**DATA LINES:**
'''

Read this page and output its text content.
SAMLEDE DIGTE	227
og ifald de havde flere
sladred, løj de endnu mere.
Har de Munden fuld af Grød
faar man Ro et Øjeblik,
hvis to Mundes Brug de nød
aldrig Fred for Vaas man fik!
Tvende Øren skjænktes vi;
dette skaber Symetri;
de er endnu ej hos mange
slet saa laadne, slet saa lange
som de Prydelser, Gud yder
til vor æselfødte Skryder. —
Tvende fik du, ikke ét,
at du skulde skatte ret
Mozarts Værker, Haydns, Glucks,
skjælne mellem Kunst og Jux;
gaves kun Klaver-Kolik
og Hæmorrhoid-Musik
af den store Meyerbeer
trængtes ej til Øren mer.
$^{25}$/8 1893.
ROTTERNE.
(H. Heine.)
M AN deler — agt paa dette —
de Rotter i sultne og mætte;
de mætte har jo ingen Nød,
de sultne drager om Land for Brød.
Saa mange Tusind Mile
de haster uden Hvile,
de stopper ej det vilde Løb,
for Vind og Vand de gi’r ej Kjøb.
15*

'''

**PROBLEM:** Make a verbatim copy of every entry shown above.

**RESULT:**
Read this page and output its text content.
SAMLEDE DIGTE	227
og ifald de havde flere
sladred, løj de endnu mere.
Har de Munden fuld af Grød
faar man Ro et Øjeblik,
hvis to Mundes Brug de nød
aldrig Fred for Vaas man fik!
Tvende Øren skjænktes vi;
dette skaber Symetri;
de er endnu ej hos mange
slet saa laadne, slet saa lange
som de Prydelser, Gud yder
til vor æselfødte Skryder. —
Tvende fik du, ikke ét,
at du skulde skatte ret
Mozarts Værker, Haydns, Glucks,
skjælne mellem Kunst og Jux;
gaves kun Klaver-Kolik
og Hæmorrhoid-Musik
af den store Meyerbeer
trængtes ej til Øren mer.
$^{25}$/8 1893.
ROTTERNE.
(H. Heine.)
M AN deler — agt paa dette —
de Rotter i sultne og mætte;
de mætte har jo ingen Nød,
de sultne drager om Land for Brød.
Saa mange Tusind Mile
de haster uden Hvile,
de stopper ej det vilde Løb,
for Vind og Vand de gi’r ej Kjøb.
15*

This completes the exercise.